Gather the lines from the material that contain "order".

▶

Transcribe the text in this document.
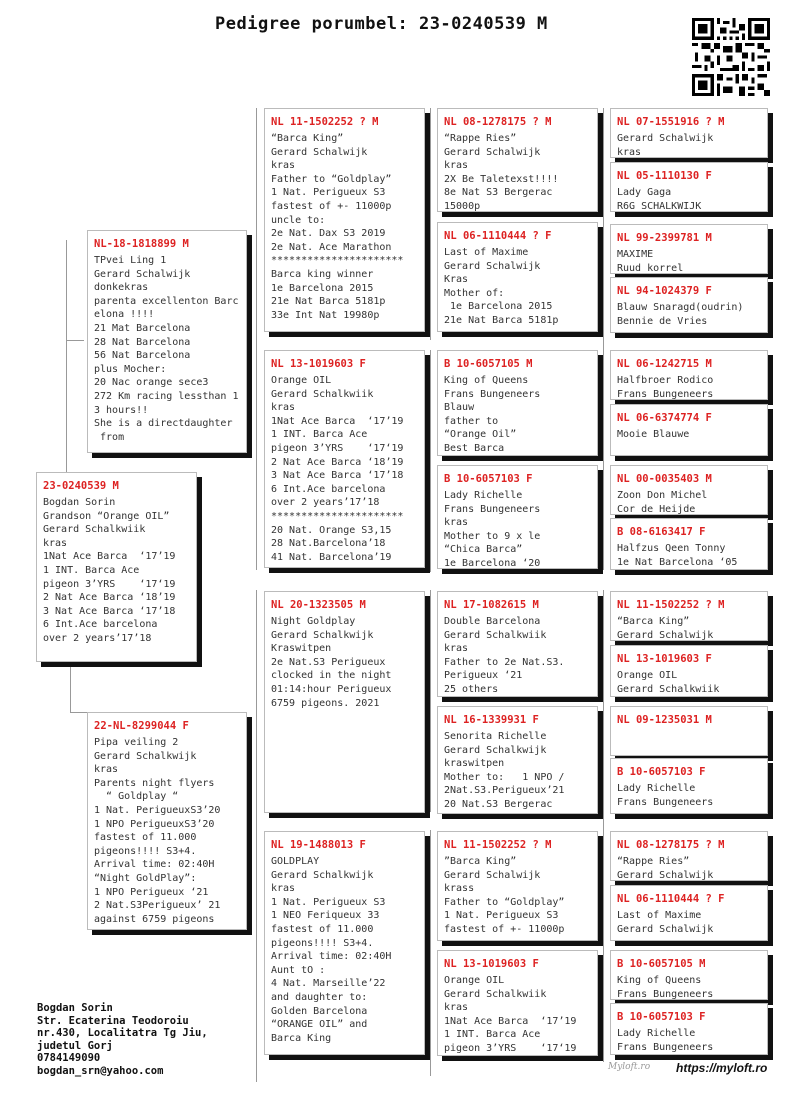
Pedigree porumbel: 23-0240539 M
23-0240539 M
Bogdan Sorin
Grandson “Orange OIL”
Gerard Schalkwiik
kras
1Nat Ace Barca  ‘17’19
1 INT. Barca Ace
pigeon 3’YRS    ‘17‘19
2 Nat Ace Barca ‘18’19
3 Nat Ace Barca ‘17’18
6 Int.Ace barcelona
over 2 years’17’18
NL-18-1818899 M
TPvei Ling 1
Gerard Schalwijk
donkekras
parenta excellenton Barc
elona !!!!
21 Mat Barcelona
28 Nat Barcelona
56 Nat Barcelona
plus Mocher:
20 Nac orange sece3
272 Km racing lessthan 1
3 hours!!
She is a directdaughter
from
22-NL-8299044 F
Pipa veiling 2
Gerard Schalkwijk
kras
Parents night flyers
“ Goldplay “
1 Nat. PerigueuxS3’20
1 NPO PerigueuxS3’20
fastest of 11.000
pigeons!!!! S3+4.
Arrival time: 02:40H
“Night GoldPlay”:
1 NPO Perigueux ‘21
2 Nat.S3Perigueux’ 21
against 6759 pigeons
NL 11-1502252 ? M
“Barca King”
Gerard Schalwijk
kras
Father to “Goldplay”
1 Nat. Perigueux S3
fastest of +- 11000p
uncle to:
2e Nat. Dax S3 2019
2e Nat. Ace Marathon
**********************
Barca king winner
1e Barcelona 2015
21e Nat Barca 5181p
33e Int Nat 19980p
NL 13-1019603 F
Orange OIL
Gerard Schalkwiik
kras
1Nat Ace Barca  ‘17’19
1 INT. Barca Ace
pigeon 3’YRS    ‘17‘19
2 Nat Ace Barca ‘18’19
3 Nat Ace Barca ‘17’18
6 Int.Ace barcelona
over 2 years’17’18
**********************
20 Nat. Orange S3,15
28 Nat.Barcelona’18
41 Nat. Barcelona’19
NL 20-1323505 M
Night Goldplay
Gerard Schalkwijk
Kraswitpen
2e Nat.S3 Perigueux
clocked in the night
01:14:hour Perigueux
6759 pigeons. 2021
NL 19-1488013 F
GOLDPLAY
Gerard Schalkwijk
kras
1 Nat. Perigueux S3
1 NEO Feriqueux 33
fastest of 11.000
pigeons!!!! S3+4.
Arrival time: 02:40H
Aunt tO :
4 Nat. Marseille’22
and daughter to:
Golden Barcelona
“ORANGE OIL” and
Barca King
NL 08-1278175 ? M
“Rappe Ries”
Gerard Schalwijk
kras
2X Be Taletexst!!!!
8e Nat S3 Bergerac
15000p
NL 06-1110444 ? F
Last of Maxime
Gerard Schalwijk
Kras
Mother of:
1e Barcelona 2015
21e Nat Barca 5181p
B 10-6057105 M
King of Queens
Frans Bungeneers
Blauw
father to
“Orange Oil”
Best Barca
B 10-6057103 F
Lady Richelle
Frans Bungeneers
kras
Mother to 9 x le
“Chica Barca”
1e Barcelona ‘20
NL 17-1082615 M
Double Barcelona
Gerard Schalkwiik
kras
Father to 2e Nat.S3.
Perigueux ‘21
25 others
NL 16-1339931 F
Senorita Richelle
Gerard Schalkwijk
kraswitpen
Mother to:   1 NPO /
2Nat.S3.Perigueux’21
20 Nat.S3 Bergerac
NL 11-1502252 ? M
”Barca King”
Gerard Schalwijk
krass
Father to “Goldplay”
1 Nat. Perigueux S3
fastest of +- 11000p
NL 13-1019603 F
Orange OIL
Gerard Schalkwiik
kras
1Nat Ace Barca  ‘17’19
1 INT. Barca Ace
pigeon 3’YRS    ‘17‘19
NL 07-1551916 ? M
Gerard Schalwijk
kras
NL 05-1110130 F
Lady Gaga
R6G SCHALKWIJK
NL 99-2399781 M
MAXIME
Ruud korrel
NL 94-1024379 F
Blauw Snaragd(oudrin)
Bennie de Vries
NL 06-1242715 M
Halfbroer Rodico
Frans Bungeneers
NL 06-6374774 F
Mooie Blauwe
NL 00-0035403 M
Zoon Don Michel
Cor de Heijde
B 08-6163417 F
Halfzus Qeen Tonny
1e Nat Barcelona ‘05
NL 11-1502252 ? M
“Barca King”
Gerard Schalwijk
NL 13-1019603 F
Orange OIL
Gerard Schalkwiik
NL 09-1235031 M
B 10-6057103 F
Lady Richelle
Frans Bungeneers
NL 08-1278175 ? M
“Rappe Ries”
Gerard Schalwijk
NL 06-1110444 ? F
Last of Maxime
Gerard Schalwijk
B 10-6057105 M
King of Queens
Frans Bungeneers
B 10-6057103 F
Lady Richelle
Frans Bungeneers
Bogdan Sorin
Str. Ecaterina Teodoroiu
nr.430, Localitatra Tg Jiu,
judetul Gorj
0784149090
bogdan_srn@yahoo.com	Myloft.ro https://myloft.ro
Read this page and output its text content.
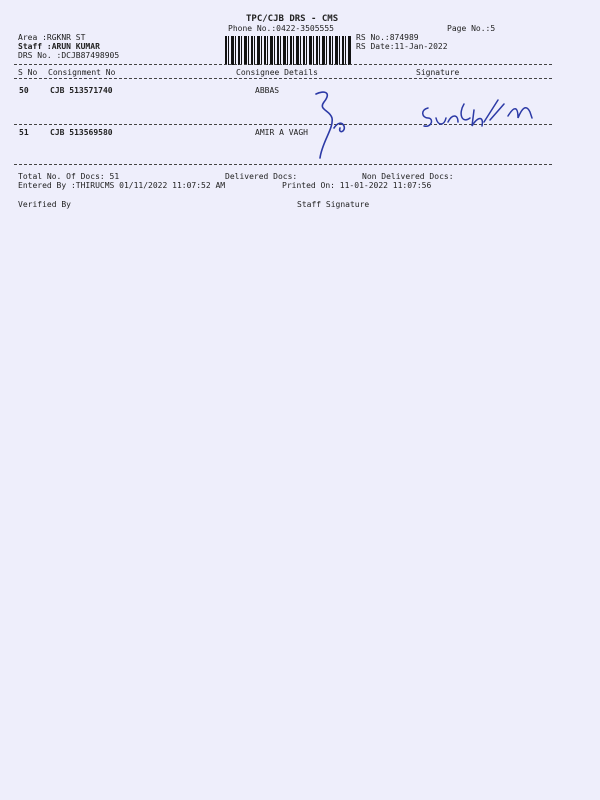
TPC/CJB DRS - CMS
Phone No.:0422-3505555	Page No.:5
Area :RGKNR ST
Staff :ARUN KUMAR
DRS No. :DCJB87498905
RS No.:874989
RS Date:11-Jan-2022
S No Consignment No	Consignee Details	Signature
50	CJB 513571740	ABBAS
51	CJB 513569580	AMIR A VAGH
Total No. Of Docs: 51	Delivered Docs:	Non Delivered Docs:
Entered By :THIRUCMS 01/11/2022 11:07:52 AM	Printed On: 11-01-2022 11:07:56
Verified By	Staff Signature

◀
▶

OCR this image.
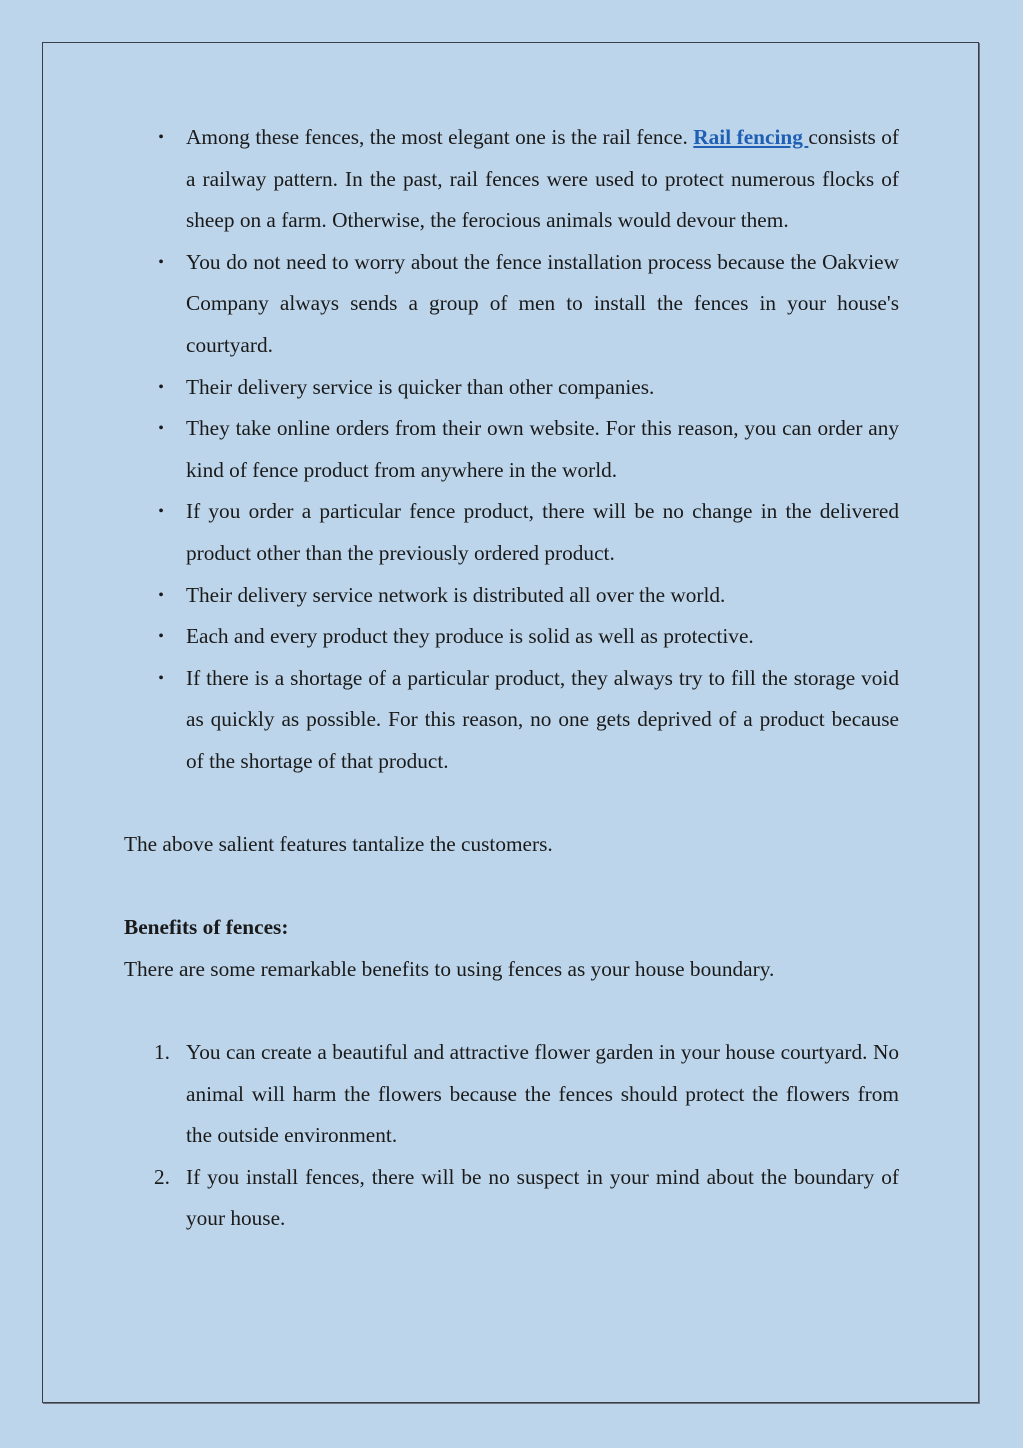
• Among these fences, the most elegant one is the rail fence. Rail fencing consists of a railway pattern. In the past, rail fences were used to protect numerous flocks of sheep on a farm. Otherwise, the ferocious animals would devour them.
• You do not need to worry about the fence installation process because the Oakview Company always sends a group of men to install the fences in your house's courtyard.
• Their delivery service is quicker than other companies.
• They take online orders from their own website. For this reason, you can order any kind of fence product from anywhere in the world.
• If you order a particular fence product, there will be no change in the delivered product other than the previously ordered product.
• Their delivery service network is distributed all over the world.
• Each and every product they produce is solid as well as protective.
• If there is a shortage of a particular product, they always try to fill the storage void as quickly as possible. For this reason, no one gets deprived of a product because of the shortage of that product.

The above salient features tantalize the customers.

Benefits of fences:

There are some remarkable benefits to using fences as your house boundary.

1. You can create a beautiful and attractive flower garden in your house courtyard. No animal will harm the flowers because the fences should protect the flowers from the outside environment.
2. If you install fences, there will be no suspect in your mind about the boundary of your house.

◀

# OUTPUT FOR THIS TASK:
• They take online orders from their own website. For this reason, you can order any kind of fence product from anywhere in the world.
• If you order a particular fence product, there will be no change in the delivered product other than the previously ordered product.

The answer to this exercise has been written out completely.